BEGIN Given data

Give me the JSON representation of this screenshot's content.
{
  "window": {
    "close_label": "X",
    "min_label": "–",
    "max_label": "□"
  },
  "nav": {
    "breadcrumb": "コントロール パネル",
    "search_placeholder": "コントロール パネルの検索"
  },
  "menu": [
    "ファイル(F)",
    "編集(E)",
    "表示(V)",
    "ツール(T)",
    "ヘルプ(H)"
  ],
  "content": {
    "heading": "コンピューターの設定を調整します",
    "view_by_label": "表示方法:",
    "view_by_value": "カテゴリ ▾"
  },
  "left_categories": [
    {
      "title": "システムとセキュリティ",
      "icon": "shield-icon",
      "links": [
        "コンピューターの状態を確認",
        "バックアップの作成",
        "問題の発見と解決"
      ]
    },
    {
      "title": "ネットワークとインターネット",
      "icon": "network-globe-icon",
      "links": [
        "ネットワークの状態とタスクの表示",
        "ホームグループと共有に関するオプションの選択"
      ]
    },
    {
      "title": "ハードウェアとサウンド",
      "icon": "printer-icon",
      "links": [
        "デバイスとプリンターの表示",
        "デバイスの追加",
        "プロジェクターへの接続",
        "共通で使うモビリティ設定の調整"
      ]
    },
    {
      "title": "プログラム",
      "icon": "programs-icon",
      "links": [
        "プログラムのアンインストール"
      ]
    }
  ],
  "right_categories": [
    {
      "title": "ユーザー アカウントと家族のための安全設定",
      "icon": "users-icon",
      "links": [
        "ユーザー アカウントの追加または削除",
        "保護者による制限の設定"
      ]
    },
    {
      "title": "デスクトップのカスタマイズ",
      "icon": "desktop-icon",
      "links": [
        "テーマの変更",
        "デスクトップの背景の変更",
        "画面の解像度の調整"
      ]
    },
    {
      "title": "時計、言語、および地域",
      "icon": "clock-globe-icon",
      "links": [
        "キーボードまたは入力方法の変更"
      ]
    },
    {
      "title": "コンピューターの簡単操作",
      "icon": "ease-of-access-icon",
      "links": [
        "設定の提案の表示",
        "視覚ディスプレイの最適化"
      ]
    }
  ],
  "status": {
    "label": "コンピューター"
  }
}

END Given data

▶ _The problem_: In the entries above, identify every line with the string "icon".

▶ _Final result_:
      "icon": "shield-icon",
      "icon": "network-globe-icon",
      "icon": "printer-icon",
      "icon": "programs-icon",
      "icon": "users-icon",
      "icon": "desktop-icon",
      "icon": "clock-globe-icon",
      "icon": "ease-of-access-icon",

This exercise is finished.